# STATED EXERCISE
Please rewrite the stretch of material from the line containing "Detect and localize" through the line containing "Text: 3-Person Household: 3-Person", replacing "FancyBboxPatch" with "RoundedBox" and leaving everything else unchanged.

☆ ☆ ☆ ☆ ☆ ☆ ☆

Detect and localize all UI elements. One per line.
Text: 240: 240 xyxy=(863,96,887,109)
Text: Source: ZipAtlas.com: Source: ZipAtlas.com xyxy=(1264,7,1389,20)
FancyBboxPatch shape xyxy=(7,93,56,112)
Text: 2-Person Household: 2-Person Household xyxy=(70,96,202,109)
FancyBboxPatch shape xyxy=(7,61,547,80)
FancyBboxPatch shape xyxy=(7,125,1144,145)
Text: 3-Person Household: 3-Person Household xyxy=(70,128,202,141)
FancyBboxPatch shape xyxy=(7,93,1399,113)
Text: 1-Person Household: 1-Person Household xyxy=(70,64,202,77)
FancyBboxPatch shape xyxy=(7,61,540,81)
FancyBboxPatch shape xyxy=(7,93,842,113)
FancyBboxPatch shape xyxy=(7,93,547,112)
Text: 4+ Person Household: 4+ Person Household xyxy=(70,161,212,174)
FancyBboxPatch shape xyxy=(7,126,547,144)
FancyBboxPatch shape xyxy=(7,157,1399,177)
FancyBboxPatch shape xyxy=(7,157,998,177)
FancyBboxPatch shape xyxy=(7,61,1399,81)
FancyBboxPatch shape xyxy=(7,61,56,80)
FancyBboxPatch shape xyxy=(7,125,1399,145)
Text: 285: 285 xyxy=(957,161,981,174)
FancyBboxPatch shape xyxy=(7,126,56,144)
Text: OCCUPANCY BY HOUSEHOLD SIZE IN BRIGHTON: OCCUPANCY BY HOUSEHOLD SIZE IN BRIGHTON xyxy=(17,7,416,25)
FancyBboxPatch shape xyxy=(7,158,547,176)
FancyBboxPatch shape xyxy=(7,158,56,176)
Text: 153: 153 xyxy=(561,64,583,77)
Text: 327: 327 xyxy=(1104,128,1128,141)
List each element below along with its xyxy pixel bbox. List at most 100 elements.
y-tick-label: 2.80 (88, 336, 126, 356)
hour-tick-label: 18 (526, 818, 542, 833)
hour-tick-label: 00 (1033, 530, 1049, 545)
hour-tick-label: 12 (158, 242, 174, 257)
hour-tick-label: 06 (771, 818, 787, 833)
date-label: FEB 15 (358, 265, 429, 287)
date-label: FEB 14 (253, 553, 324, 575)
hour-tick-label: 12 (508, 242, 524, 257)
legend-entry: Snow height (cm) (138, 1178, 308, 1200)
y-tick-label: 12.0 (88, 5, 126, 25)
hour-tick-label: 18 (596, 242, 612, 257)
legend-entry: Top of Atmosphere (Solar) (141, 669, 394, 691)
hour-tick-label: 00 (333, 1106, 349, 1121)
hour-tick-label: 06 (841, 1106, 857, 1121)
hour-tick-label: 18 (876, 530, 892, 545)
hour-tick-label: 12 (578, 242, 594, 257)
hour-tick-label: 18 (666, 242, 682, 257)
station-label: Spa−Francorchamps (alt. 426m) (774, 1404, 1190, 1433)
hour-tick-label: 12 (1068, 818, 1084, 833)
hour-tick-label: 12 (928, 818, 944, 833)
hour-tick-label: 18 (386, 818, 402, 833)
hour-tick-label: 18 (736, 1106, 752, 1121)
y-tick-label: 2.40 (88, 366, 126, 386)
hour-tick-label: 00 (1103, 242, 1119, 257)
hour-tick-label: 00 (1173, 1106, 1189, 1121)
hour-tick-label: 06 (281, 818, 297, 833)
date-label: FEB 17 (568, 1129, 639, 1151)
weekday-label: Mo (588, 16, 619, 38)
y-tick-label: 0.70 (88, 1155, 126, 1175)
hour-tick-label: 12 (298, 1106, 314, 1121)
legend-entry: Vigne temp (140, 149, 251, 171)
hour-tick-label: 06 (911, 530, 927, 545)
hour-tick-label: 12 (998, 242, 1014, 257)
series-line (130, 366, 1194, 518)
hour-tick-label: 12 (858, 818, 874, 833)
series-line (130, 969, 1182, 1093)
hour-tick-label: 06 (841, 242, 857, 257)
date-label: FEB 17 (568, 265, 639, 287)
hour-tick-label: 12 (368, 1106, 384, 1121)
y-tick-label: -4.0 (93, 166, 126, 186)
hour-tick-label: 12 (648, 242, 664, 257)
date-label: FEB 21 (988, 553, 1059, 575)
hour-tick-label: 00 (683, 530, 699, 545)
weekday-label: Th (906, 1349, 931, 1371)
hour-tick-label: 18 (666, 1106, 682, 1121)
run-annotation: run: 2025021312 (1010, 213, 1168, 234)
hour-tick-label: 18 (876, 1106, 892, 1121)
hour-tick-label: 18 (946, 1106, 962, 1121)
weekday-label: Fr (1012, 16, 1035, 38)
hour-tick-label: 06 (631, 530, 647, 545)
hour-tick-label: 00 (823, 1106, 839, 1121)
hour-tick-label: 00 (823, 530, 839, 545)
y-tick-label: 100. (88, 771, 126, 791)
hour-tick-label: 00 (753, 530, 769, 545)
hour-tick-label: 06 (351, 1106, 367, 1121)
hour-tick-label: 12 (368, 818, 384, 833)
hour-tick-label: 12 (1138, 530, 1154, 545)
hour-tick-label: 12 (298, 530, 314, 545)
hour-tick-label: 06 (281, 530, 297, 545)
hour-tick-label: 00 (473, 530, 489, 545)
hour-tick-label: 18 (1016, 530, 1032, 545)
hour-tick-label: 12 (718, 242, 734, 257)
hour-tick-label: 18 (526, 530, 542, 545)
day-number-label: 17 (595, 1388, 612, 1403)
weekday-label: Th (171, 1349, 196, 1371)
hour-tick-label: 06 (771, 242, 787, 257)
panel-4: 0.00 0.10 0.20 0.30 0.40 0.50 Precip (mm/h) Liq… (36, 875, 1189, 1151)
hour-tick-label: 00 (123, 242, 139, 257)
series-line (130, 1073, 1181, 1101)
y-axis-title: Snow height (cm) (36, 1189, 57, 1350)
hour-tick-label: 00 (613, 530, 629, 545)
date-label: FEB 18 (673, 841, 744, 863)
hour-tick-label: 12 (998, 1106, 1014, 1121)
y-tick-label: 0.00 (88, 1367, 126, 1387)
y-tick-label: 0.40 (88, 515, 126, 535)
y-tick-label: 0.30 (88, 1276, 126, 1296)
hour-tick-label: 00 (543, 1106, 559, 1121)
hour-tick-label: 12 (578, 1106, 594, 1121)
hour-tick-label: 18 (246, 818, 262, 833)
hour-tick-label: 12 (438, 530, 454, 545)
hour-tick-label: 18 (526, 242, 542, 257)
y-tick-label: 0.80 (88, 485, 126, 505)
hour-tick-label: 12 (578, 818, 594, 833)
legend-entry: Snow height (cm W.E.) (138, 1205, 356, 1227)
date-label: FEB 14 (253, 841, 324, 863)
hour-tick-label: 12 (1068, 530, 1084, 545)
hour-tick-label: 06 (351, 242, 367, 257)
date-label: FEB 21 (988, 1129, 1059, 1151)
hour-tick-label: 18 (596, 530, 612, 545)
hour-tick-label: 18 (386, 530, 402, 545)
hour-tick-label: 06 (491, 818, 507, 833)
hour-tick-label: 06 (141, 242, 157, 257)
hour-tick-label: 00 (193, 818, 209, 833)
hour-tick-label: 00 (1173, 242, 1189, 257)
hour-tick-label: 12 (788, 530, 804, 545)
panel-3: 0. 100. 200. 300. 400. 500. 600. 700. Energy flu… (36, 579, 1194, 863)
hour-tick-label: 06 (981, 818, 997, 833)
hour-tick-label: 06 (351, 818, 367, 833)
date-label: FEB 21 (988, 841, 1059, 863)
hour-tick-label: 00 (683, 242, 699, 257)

☆ ☆ ☆ ☆ ☆ ☆ ☆

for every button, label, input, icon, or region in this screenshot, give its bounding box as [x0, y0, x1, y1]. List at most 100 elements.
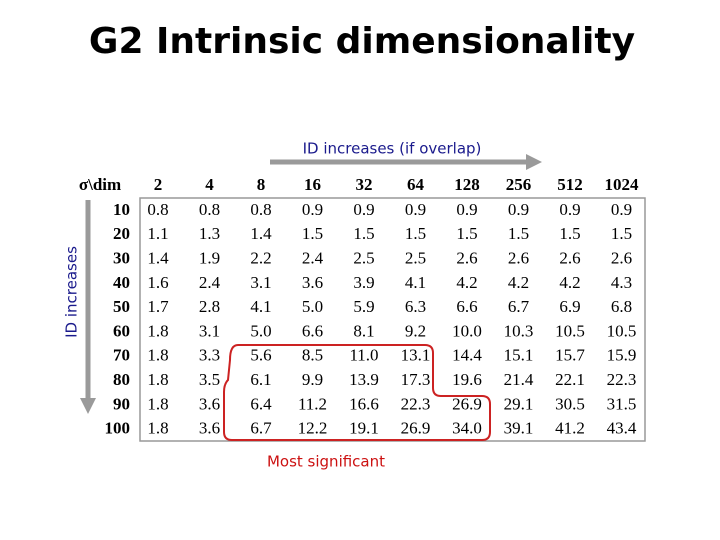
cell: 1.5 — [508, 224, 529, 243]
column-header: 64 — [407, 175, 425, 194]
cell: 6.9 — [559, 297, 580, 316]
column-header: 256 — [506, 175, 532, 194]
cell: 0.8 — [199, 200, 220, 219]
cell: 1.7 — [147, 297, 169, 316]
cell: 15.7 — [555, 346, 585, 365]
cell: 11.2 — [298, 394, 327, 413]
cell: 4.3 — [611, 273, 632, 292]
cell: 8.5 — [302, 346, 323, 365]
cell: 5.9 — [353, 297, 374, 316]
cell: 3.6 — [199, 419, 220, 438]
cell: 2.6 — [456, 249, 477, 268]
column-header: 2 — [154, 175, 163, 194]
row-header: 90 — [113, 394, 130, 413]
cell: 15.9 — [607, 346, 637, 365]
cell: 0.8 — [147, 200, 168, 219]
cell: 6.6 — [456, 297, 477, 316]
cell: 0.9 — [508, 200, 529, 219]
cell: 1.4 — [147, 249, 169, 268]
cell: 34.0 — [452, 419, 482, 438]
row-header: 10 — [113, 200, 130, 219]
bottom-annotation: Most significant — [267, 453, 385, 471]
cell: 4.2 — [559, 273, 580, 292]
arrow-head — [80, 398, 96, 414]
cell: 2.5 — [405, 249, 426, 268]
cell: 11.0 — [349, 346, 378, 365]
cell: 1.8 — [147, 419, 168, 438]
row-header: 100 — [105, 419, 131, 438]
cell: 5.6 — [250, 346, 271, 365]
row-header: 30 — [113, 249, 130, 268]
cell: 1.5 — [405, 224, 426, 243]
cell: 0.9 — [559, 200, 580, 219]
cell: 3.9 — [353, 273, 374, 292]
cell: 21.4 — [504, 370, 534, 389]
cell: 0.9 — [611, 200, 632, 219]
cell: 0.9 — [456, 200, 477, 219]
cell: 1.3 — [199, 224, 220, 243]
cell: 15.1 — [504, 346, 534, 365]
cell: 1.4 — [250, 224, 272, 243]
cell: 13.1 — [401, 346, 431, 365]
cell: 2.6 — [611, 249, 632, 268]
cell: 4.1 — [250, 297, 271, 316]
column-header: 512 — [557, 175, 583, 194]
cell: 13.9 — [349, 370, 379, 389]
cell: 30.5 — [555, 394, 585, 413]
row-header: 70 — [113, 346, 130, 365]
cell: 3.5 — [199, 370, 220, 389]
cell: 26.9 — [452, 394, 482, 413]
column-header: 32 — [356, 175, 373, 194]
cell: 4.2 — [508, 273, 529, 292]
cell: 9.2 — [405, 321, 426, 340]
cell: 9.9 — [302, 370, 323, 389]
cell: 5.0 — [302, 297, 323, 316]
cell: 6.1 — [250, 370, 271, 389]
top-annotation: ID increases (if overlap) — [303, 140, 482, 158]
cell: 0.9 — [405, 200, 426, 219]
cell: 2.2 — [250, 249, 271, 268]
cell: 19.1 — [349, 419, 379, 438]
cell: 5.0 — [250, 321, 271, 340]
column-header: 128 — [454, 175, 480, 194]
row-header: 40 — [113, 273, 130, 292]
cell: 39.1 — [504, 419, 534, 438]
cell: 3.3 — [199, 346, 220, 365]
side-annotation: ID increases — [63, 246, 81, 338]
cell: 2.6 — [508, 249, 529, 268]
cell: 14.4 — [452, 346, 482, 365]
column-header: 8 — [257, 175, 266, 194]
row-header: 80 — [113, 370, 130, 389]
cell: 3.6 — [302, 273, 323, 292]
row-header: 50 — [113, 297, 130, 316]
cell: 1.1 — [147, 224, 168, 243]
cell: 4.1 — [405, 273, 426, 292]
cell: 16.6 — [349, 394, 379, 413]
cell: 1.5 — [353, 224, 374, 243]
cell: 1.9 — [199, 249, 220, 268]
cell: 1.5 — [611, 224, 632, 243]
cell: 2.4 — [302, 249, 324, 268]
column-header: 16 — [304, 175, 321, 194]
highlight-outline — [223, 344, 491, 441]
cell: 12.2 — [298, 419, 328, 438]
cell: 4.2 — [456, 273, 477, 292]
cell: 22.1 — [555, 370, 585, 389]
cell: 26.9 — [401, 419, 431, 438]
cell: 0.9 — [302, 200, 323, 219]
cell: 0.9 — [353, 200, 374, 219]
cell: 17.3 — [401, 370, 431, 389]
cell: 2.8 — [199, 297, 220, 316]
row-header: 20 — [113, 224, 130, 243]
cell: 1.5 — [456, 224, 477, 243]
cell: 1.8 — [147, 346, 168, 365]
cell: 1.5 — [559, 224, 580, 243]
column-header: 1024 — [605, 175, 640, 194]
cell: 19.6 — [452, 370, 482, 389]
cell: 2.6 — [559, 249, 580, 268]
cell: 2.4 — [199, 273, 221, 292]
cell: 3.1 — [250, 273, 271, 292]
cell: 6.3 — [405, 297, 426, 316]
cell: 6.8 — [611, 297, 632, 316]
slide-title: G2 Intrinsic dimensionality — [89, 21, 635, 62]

☆ ☆ ☆ ☆ ☆ ☆ ☆

# WRITTEN REPLY
Detect and localize all UI elements. One per line.
Text: 240: 240 xyxy=(863,96,887,109)
Text: Source: ZipAtlas.com: Source: ZipAtlas.com xyxy=(1264,7,1389,20)
RoundedBox shape xyxy=(7,93,56,112)
Text: 2-Person Household: 2-Person Household xyxy=(70,96,202,109)
RoundedBox shape xyxy=(7,61,547,80)
RoundedBox shape xyxy=(7,125,1144,145)
Text: 3-Person Household: 3-Person Household xyxy=(70,128,202,141)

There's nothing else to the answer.